▸ **DIRECTIVE**: Reproduce each of the following items line for line, without any change.

[Element box records]
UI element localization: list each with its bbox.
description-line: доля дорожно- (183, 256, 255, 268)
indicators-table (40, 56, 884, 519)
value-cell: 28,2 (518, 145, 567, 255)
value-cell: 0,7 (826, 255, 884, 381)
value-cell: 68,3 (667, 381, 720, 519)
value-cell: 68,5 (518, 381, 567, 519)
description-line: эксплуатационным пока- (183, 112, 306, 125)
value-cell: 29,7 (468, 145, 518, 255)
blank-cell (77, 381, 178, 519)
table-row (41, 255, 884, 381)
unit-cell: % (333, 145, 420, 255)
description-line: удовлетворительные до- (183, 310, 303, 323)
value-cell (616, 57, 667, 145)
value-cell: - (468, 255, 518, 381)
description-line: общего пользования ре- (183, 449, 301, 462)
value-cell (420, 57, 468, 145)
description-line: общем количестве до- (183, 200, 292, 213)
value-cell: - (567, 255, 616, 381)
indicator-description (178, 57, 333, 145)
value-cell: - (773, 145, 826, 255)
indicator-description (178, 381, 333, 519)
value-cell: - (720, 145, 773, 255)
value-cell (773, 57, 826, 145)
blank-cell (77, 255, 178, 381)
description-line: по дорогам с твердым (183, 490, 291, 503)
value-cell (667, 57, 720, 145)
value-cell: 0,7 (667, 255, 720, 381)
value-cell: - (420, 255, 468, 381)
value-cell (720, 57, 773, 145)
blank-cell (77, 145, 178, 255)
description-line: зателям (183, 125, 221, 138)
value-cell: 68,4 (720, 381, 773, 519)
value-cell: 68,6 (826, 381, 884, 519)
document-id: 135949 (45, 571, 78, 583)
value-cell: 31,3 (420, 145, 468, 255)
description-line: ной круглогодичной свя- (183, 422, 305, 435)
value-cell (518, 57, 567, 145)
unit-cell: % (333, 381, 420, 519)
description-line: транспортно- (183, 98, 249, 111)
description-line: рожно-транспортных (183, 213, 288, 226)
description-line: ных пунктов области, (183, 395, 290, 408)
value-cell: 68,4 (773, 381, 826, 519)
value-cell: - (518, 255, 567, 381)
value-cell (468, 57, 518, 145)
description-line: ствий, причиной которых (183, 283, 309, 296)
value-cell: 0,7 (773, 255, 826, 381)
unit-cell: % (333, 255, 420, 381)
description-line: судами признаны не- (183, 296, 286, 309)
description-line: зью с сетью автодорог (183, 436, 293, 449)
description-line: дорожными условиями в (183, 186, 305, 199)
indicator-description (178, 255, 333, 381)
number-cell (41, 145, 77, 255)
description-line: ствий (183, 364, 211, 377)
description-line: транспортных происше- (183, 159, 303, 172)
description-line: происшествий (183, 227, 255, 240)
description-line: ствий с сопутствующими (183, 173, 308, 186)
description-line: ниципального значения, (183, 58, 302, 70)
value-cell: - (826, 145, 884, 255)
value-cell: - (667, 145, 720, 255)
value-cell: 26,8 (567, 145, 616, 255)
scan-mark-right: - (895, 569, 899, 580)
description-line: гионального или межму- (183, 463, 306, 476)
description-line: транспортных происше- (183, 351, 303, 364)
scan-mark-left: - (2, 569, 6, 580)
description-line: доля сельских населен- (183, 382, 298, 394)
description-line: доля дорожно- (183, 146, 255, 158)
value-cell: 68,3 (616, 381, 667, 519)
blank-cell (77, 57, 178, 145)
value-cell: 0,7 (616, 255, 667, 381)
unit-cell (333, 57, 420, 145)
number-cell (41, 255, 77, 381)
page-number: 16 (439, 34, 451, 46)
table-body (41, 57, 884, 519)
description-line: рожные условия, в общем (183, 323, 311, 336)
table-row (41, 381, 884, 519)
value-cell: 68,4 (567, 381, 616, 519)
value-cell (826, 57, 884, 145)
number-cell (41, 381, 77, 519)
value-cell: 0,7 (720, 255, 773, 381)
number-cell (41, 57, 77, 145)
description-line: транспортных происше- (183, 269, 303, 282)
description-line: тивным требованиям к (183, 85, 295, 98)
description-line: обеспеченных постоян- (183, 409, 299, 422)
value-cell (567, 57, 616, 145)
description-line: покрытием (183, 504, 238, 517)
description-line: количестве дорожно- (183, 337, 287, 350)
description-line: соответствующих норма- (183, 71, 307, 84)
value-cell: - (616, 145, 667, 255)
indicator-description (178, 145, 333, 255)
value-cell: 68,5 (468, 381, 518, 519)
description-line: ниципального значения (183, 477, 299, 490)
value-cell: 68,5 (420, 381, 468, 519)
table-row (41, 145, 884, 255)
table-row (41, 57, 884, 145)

▸ **FINAL RESULT**:
UI element localization: list each with its bbox.
description-line: доля дорожно- (183, 256, 255, 268)
indicators-table (40, 56, 884, 519)
value-cell: 28,2 (518, 145, 567, 255)
value-cell: 0,7 (826, 255, 884, 381)
value-cell: 68,3 (667, 381, 720, 519)
value-cell: 68,5 (518, 381, 567, 519)
description-line: эксплуатационным пока- (183, 112, 306, 125)
value-cell: 29,7 (468, 145, 518, 255)
blank-cell (77, 381, 178, 519)
table-row (41, 255, 884, 381)
unit-cell: % (333, 145, 420, 255)
description-line: удовлетворительные до- (183, 310, 303, 323)
value-cell (616, 57, 667, 145)
value-cell: - (468, 255, 518, 381)
description-line: общего пользования ре- (183, 449, 301, 462)
value-cell (420, 57, 468, 145)
description-line: общем количестве до- (183, 200, 292, 213)
value-cell: - (567, 255, 616, 381)
indicator-description (178, 57, 333, 145)
value-cell: - (773, 145, 826, 255)
indicator-description (178, 381, 333, 519)
value-cell: - (720, 145, 773, 255)
value-cell (773, 57, 826, 145)
blank-cell (77, 255, 178, 381)
description-line: по дорогам с твердым (183, 490, 291, 503)
value-cell (667, 57, 720, 145)
value-cell: 0,7 (667, 255, 720, 381)
value-cell: - (420, 255, 468, 381)
value-cell (720, 57, 773, 145)
blank-cell (77, 145, 178, 255)
description-line: зателям (183, 125, 221, 138)
value-cell: 68,4 (720, 381, 773, 519)
value-cell: 68,6 (826, 381, 884, 519)
document-id: 135949 (45, 571, 78, 583)
value-cell: 31,3 (420, 145, 468, 255)
description-line: ной круглогодичной свя- (183, 422, 305, 435)
value-cell (518, 57, 567, 145)
unit-cell: % (333, 381, 420, 519)
description-line: транспортно- (183, 98, 249, 111)
description-line: рожно-транспортных (183, 213, 288, 226)
description-line: ных пунктов области, (183, 395, 290, 408)
value-cell: 68,4 (773, 381, 826, 519)
value-cell: - (518, 255, 567, 381)
value-cell (468, 57, 518, 145)
description-line: ствий, причиной которых (183, 283, 309, 296)
value-cell: 0,7 (773, 255, 826, 381)
unit-cell: % (333, 255, 420, 381)
description-line: судами признаны не- (183, 296, 286, 309)
description-line: зью с сетью автодорог (183, 436, 293, 449)
description-line: дорожными условиями в (183, 186, 305, 199)
indicator-description (178, 255, 333, 381)
number-cell (41, 145, 77, 255)
description-line: ствий (183, 364, 211, 377)
description-line: транспортных происше- (183, 159, 303, 172)
description-line: происшествий (183, 227, 255, 240)
description-line: ствий с сопутствующими (183, 173, 308, 186)
description-line: ниципального значения, (183, 58, 302, 70)
value-cell: - (826, 145, 884, 255)
value-cell: - (667, 145, 720, 255)
value-cell: 26,8 (567, 145, 616, 255)
scan-mark-right: - (895, 569, 899, 580)
description-line: гионального или межму- (183, 463, 306, 476)
description-line: транспортных происше- (183, 351, 303, 364)
scan-mark-left: - (2, 569, 6, 580)
description-line: доля сельских населен- (183, 382, 298, 394)
description-line: доля дорожно- (183, 146, 255, 158)
value-cell: 68,3 (616, 381, 667, 519)
blank-cell (77, 57, 178, 145)
value-cell: 0,7 (616, 255, 667, 381)
unit-cell (333, 57, 420, 145)
number-cell (41, 255, 77, 381)
page-number: 16 (439, 34, 451, 46)
table-body (41, 57, 884, 519)
description-line: рожные условия, в общем (183, 323, 311, 336)
table-row (41, 381, 884, 519)
value-cell: 68,4 (567, 381, 616, 519)
value-cell (826, 57, 884, 145)
number-cell (41, 381, 77, 519)
value-cell: 0,7 (720, 255, 773, 381)
number-cell (41, 57, 77, 145)
description-line: транспортных происше- (183, 269, 303, 282)
description-line: тивным требованиям к (183, 85, 295, 98)
description-line: обеспеченных постоян- (183, 409, 299, 422)
value-cell (567, 57, 616, 145)
description-line: покрытием (183, 504, 238, 517)
description-line: количестве дорожно- (183, 337, 287, 350)
description-line: соответствующих норма- (183, 71, 307, 84)
value-cell: - (616, 145, 667, 255)
indicator-description (178, 145, 333, 255)
value-cell: 68,5 (468, 381, 518, 519)
description-line: ниципального значения (183, 477, 299, 490)
value-cell: 68,5 (420, 381, 468, 519)
table-row (41, 145, 884, 255)
table-row (41, 57, 884, 145)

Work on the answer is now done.